→ **Directions for this task**: Which lines below hold the word "JSON"? Report each one.

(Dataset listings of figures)
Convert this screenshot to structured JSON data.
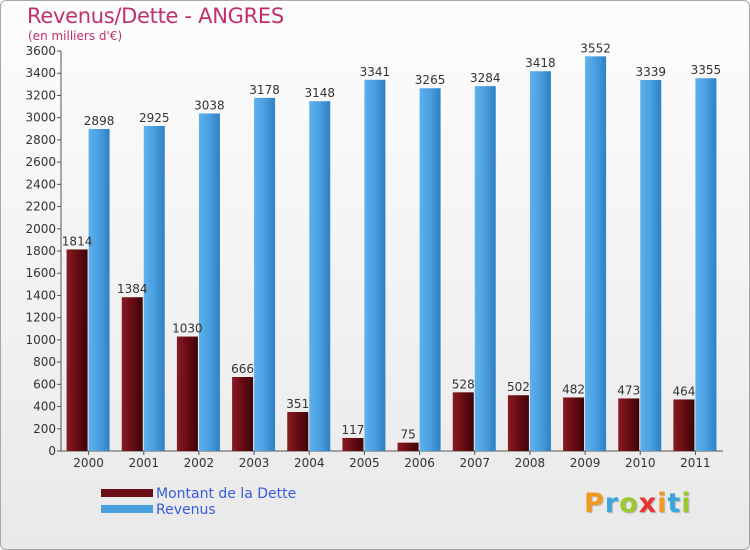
{
  "page": {
    "title": "Revenus/Dette - ANGRES",
    "unit": "(en milliers d'€)"
  },
  "legend": [
    {
      "label": "Montant de la Dette",
      "color": "#6b0d14"
    },
    {
      "label": "Revenus",
      "color": "#4a9fe0"
    }
  ],
  "logo": {
    "text": "Proxiti",
    "letters": [
      {
        "ch": "P",
        "color": "#f29a1f"
      },
      {
        "ch": "r",
        "color": "#3ba6de"
      },
      {
        "ch": "o",
        "color": "#9dc92f"
      },
      {
        "ch": "x",
        "color": "#e8322d"
      },
      {
        "ch": "i",
        "color": "#f29a1f"
      },
      {
        "ch": "t",
        "color": "#3ba6de"
      },
      {
        "ch": "i",
        "color": "#9dc92f"
      }
    ]
  },
  "chart_data": {
    "type": "bar",
    "categories": [
      "2000",
      "2001",
      "2002",
      "2003",
      "2004",
      "2005",
      "2006",
      "2007",
      "2008",
      "2009",
      "2010",
      "2011"
    ],
    "series": [
      {
        "name": "Montant de la Dette",
        "color": "#6b0d14",
        "values": [
          1814,
          1384,
          1030,
          666,
          351,
          117,
          75,
          528,
          502,
          482,
          473,
          464
        ]
      },
      {
        "name": "Revenus",
        "color": "#4a9fe0",
        "values": [
          2898,
          2925,
          3038,
          3178,
          3148,
          3341,
          3265,
          3284,
          3418,
          3552,
          3339,
          3355
        ]
      }
    ],
    "ylim": [
      0,
      3600
    ],
    "yticks": [
      0,
      200,
      400,
      600,
      800,
      1000,
      1200,
      1400,
      1600,
      1800,
      2000,
      2200,
      2400,
      2600,
      2800,
      3000,
      3200,
      3400,
      3600
    ],
    "grid": false,
    "legend_position": "bottom-left"
  }
}
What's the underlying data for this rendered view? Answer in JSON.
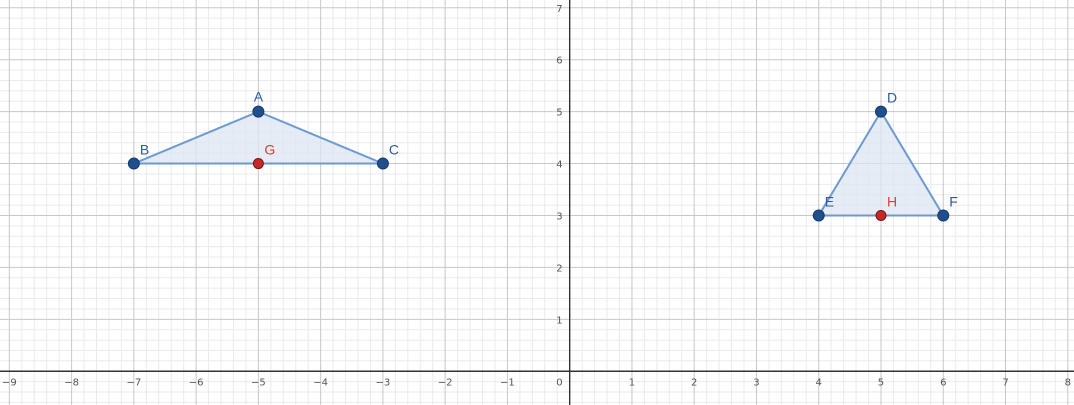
{
  "x_ticks": [
    "−9",
    "−8",
    "−7",
    "−6",
    "−5",
    "−4",
    "−3",
    "−2",
    "−1",
    "0",
    "1",
    "2",
    "3",
    "4",
    "5",
    "6",
    "7",
    "8"
  ],
  "y_ticks": [
    "1",
    "2",
    "3",
    "4",
    "5",
    "6",
    "7"
  ],
  "x_range": [
    -9.15,
    8.1
  ],
  "y_range": [
    -0.65,
    7.15
  ],
  "grid": true,
  "colors": {
    "background": "#ffffff",
    "grid_major": "#c8c8c8",
    "grid_minor": "#ebebeb",
    "axis": "#333333",
    "polygon_stroke": "#6d9ad0",
    "polygon_fill": "#dce6f3",
    "vertex_point": "#1f4f8f",
    "midpoint": "#c62828",
    "vertex_label": "#2d5aa0",
    "midpoint_label": "#e53935"
  },
  "triangles": [
    {
      "name": "ABC",
      "vertices": [
        {
          "label": "A",
          "x": -5,
          "y": 5,
          "label_pos": "above"
        },
        {
          "label": "B",
          "x": -7,
          "y": 4,
          "label_pos": "upper-right"
        },
        {
          "label": "C",
          "x": -3,
          "y": 4,
          "label_pos": "upper-right"
        }
      ]
    },
    {
      "name": "DEF",
      "vertices": [
        {
          "label": "D",
          "x": 5,
          "y": 5,
          "label_pos": "upper-right"
        },
        {
          "label": "E",
          "x": 4,
          "y": 3,
          "label_pos": "upper-right"
        },
        {
          "label": "F",
          "x": 6,
          "y": 3,
          "label_pos": "upper-right"
        }
      ]
    }
  ],
  "midpoints": [
    {
      "label": "G",
      "x": -5,
      "y": 4,
      "label_pos": "upper-right"
    },
    {
      "label": "H",
      "x": 5,
      "y": 3,
      "label_pos": "upper-right"
    }
  ]
}
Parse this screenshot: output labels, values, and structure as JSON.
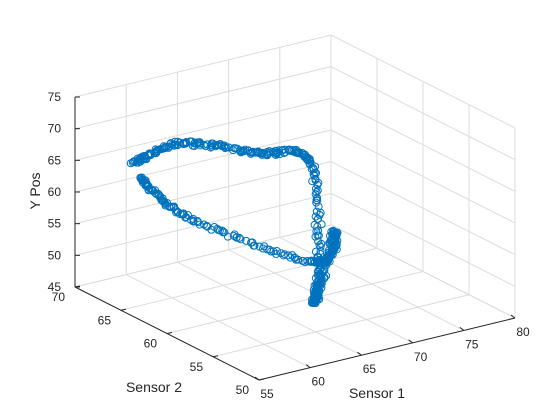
{
  "chart_data": {
    "type": "scatter3",
    "title": "",
    "xlabel": "Sensor 1",
    "ylabel": "Sensor 2",
    "zlabel": "Y Pos",
    "xlim": [
      55,
      80
    ],
    "ylim": [
      50,
      70
    ],
    "zlim": [
      45,
      75
    ],
    "xticks": [
      "55",
      "60",
      "65",
      "70",
      "75",
      "80"
    ],
    "yticks": [
      "50",
      "55",
      "60",
      "65",
      "70"
    ],
    "zticks": [
      "45",
      "50",
      "55",
      "60",
      "65",
      "70",
      "75"
    ],
    "grid": true,
    "marker": "circle",
    "marker_color": "#0072bd",
    "path_keypoints": [
      {
        "x": 59.0,
        "y": 68.0,
        "z": 64.5
      },
      {
        "x": 61.0,
        "y": 65.0,
        "z": 69.0
      },
      {
        "x": 65.0,
        "y": 61.5,
        "z": 68.5
      },
      {
        "x": 69.0,
        "y": 60.0,
        "z": 66.5
      },
      {
        "x": 68.0,
        "y": 58.0,
        "z": 50.5
      },
      {
        "x": 68.5,
        "y": 59.0,
        "z": 46.0
      },
      {
        "x": 70.0,
        "y": 58.5,
        "z": 56.0
      },
      {
        "x": 69.5,
        "y": 60.0,
        "z": 50.5
      },
      {
        "x": 62.5,
        "y": 66.0,
        "z": 56.0
      },
      {
        "x": 59.5,
        "y": 68.0,
        "z": 62.0
      }
    ],
    "points_per_segment": 60
  }
}
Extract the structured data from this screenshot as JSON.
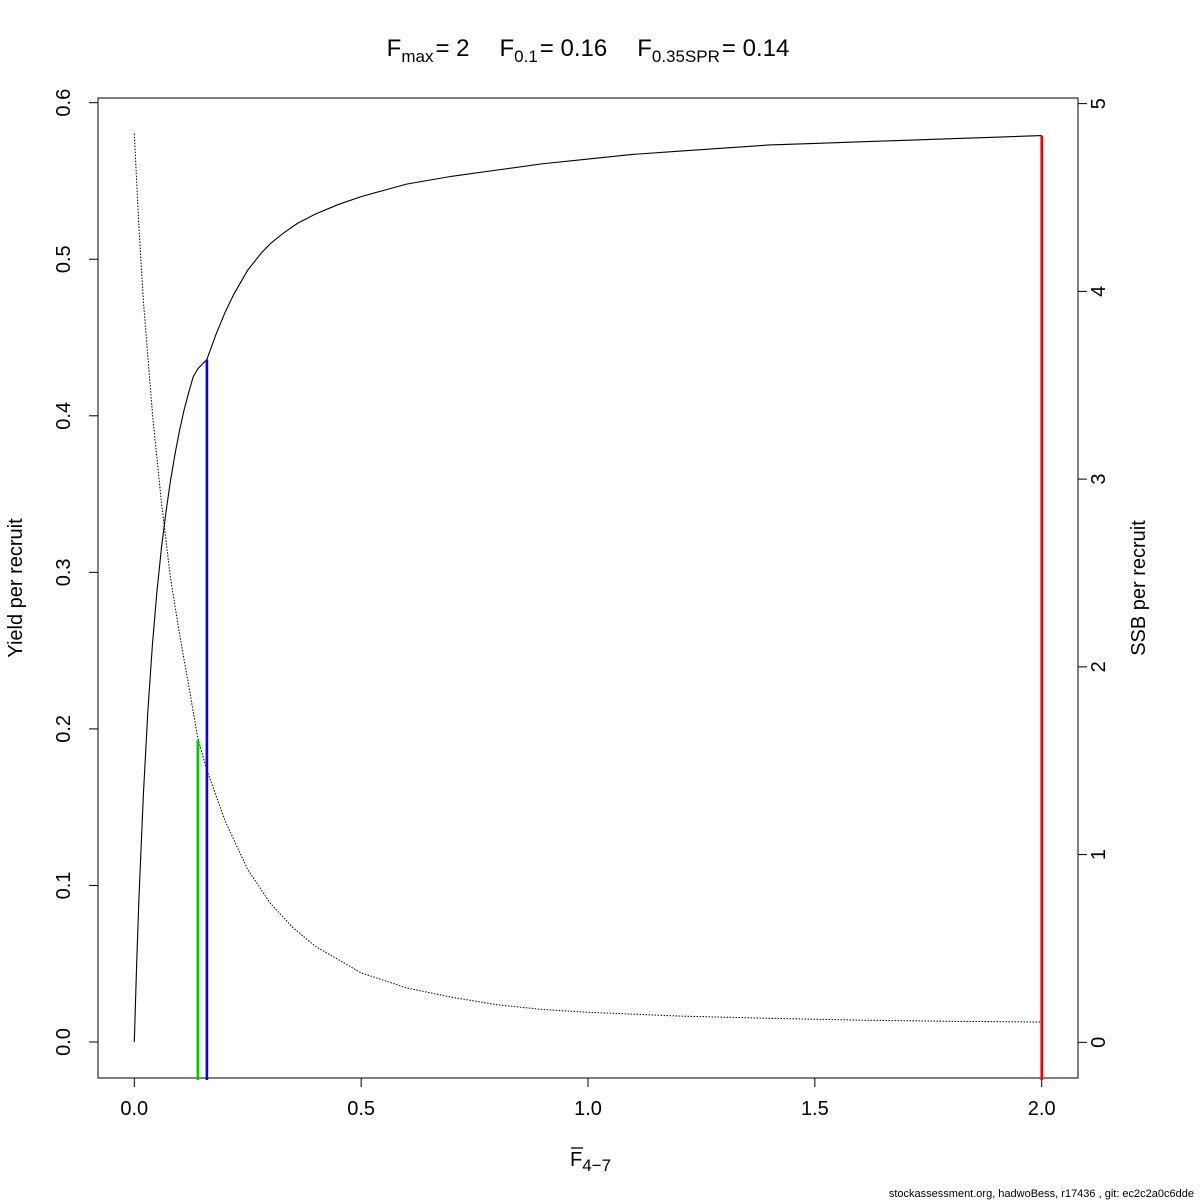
{
  "chart_data": {
    "type": "line",
    "title_parts": {
      "fmax": {
        "symbol": "F",
        "sub": "max",
        "value": "= 2"
      },
      "f01": {
        "symbol": "F",
        "sub": "0.1",
        "value": "= 0.16"
      },
      "fspr": {
        "symbol": "F",
        "sub": "0.35SPR",
        "value": "= 0.14"
      }
    },
    "xlabel": {
      "symbol": "F",
      "sub": "4−7"
    },
    "ylabel": "Yield per recruit",
    "y2label": "SSB per recruit",
    "xlim": [
      -0.08,
      2.08
    ],
    "ylim": [
      -0.023,
      0.603
    ],
    "y2lim": [
      -0.19,
      5.03
    ],
    "x_ticks": [
      {
        "value": 0.0,
        "label": "0.0"
      },
      {
        "value": 0.5,
        "label": "0.5"
      },
      {
        "value": 1.0,
        "label": "1.0"
      },
      {
        "value": 1.5,
        "label": "1.5"
      },
      {
        "value": 2.0,
        "label": "2.0"
      }
    ],
    "y_ticks": [
      {
        "value": 0.0,
        "label": "0.0"
      },
      {
        "value": 0.1,
        "label": "0.1"
      },
      {
        "value": 0.2,
        "label": "0.2"
      },
      {
        "value": 0.3,
        "label": "0.3"
      },
      {
        "value": 0.4,
        "label": "0.4"
      },
      {
        "value": 0.5,
        "label": "0.5"
      },
      {
        "value": 0.6,
        "label": "0.6"
      }
    ],
    "y2_ticks": [
      {
        "value": 0,
        "label": "0"
      },
      {
        "value": 1,
        "label": "1"
      },
      {
        "value": 2,
        "label": "2"
      },
      {
        "value": 3,
        "label": "3"
      },
      {
        "value": 4,
        "label": "4"
      },
      {
        "value": 5,
        "label": "5"
      }
    ],
    "series": [
      {
        "axis": "left",
        "style": "solid",
        "color": "#000000",
        "x": [
          0,
          0.005,
          0.01,
          0.02,
          0.03,
          0.04,
          0.05,
          0.06,
          0.07,
          0.08,
          0.09,
          0.1,
          0.11,
          0.12,
          0.13,
          0.14,
          0.15,
          0.16,
          0.18,
          0.2,
          0.22,
          0.25,
          0.28,
          0.3,
          0.33,
          0.36,
          0.4,
          0.45,
          0.5,
          0.55,
          0.6,
          0.7,
          0.8,
          0.9,
          1.0,
          1.1,
          1.2,
          1.3,
          1.4,
          1.5,
          1.6,
          1.7,
          1.8,
          1.9,
          2.0
        ],
        "y": [
          0,
          0.048,
          0.09,
          0.158,
          0.212,
          0.254,
          0.288,
          0.316,
          0.339,
          0.359,
          0.376,
          0.391,
          0.404,
          0.415,
          0.425,
          0.43,
          0.433,
          0.436,
          0.452,
          0.466,
          0.478,
          0.493,
          0.504,
          0.51,
          0.517,
          0.523,
          0.529,
          0.535,
          0.54,
          0.544,
          0.548,
          0.553,
          0.557,
          0.561,
          0.564,
          0.567,
          0.569,
          0.571,
          0.573,
          0.574,
          0.575,
          0.576,
          0.577,
          0.578,
          0.579
        ]
      },
      {
        "axis": "right",
        "style": "dotted",
        "color": "#000000",
        "x": [
          0,
          0.01,
          0.02,
          0.04,
          0.06,
          0.08,
          0.1,
          0.12,
          0.14,
          0.16,
          0.2,
          0.25,
          0.3,
          0.35,
          0.4,
          0.5,
          0.6,
          0.7,
          0.8,
          0.9,
          1.0,
          1.2,
          1.4,
          1.6,
          1.8,
          2.0
        ],
        "y": [
          4.84,
          4.35,
          3.95,
          3.35,
          2.87,
          2.47,
          2.17,
          1.9,
          1.62,
          1.45,
          1.18,
          0.92,
          0.74,
          0.61,
          0.51,
          0.37,
          0.29,
          0.24,
          0.2,
          0.175,
          0.16,
          0.14,
          0.128,
          0.118,
          0.112,
          0.108
        ]
      }
    ],
    "reference_lines": [
      {
        "name": "Fmax",
        "x": 2.0,
        "y_top": 0.579,
        "color": "#ff0000"
      },
      {
        "name": "F0.1",
        "x": 0.16,
        "y_top": 0.436,
        "color": "#0000ff"
      },
      {
        "name": "F0.35SPR",
        "x": 0.14,
        "y_top": 0.193,
        "color": "#00cc00"
      }
    ],
    "footer": "stockassessment.org, hadwoBess, r17436 , git: ec2c2a0c6dde"
  }
}
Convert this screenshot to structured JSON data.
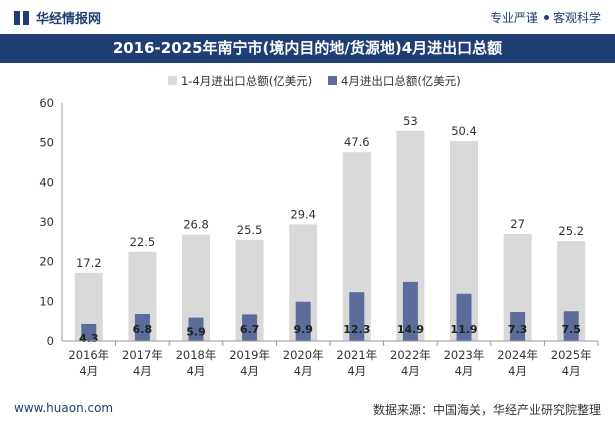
{
  "header": {
    "brand": "华经情报网",
    "tagline_left": "专业严谨",
    "tagline_right": "客观科学"
  },
  "title": "2016-2025年南宁市(境内目的地/货源地)4月进出口总额",
  "footer": {
    "url": "www.huaon.com",
    "source": "数据来源：中国海关，华经产业研究院整理"
  },
  "colors": {
    "brand": "#1f3f74",
    "series_total": "#d9d9d9",
    "series_april": "#5b6b9a"
  },
  "chart_data": {
    "type": "bar",
    "categories": [
      "2016年\n4月",
      "2017年\n4月",
      "2018年\n4月",
      "2019年\n4月",
      "2020年\n4月",
      "2021年\n4月",
      "2022年\n4月",
      "2023年\n4月",
      "2024年\n4月",
      "2025年\n4月"
    ],
    "series": [
      {
        "name": "1-4月进出口总额(亿美元)",
        "values": [
          17.2,
          22.5,
          26.8,
          25.5,
          29.4,
          47.6,
          53,
          50.4,
          27,
          25.2
        ]
      },
      {
        "name": "4月进出口总额(亿美元)",
        "values": [
          4.3,
          6.8,
          5.9,
          6.7,
          9.9,
          12.3,
          14.9,
          11.9,
          7.3,
          7.5
        ]
      }
    ],
    "ylim": [
      0,
      60
    ],
    "yticks": [
      0,
      10,
      20,
      30,
      40,
      50,
      60
    ],
    "legend": "top-center",
    "grid": false
  }
}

→ **Exercise answer**:
Convert this screenshot to structured JSON data.
What's the underlying data for this rendered view? Answer in JSON.
Parse this screenshot: output labels, values, and structure as JSON.
Extract the structured data from this screenshot as JSON.
Convert this screenshot to structured JSON data.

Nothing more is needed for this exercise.